* [Exercise task]: Work through the records below and tally every line containing "document". Reply with the total alone.

=== Supplied data ===

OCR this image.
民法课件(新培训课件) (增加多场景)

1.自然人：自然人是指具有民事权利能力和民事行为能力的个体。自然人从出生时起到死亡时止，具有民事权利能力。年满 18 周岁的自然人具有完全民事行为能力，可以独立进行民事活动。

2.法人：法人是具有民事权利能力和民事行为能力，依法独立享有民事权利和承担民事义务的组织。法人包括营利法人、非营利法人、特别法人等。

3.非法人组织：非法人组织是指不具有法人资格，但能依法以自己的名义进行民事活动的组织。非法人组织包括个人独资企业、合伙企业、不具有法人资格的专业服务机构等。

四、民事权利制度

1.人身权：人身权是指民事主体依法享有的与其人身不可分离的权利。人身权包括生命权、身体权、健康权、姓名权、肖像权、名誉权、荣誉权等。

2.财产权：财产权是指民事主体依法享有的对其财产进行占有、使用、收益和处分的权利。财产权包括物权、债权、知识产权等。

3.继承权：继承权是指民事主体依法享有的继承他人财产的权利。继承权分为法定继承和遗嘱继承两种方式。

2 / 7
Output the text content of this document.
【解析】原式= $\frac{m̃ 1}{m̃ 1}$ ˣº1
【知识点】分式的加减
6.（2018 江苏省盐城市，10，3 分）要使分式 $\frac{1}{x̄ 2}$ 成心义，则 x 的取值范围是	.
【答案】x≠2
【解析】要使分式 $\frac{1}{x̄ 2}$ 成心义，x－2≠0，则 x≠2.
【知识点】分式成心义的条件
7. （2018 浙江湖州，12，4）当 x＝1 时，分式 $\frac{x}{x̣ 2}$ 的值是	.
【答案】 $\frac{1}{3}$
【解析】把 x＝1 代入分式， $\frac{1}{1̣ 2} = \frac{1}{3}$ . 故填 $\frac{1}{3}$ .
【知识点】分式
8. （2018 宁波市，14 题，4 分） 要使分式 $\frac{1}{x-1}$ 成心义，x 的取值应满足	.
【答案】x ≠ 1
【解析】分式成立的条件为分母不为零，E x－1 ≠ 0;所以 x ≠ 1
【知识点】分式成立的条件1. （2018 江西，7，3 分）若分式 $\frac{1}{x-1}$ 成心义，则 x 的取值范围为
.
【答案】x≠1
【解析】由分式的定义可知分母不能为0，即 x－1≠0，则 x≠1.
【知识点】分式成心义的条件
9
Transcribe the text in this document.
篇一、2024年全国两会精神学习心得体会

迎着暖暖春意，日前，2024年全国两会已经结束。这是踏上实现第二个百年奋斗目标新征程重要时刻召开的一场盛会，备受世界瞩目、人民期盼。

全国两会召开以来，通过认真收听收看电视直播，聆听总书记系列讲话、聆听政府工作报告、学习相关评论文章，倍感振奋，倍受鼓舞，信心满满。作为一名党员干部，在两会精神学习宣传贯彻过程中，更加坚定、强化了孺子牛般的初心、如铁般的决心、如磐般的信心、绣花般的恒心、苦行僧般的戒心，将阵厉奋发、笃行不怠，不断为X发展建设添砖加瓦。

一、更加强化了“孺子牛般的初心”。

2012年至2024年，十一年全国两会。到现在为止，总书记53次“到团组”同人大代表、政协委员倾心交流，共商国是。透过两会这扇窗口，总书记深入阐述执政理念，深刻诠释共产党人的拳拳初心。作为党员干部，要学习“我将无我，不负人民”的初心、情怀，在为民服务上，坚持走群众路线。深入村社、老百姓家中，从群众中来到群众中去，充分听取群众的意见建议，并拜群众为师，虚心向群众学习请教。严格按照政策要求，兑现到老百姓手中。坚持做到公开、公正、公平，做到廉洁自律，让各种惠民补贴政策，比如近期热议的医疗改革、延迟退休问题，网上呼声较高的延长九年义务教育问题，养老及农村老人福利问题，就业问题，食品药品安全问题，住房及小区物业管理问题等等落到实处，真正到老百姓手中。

===

* [Solution to the exercise]: 2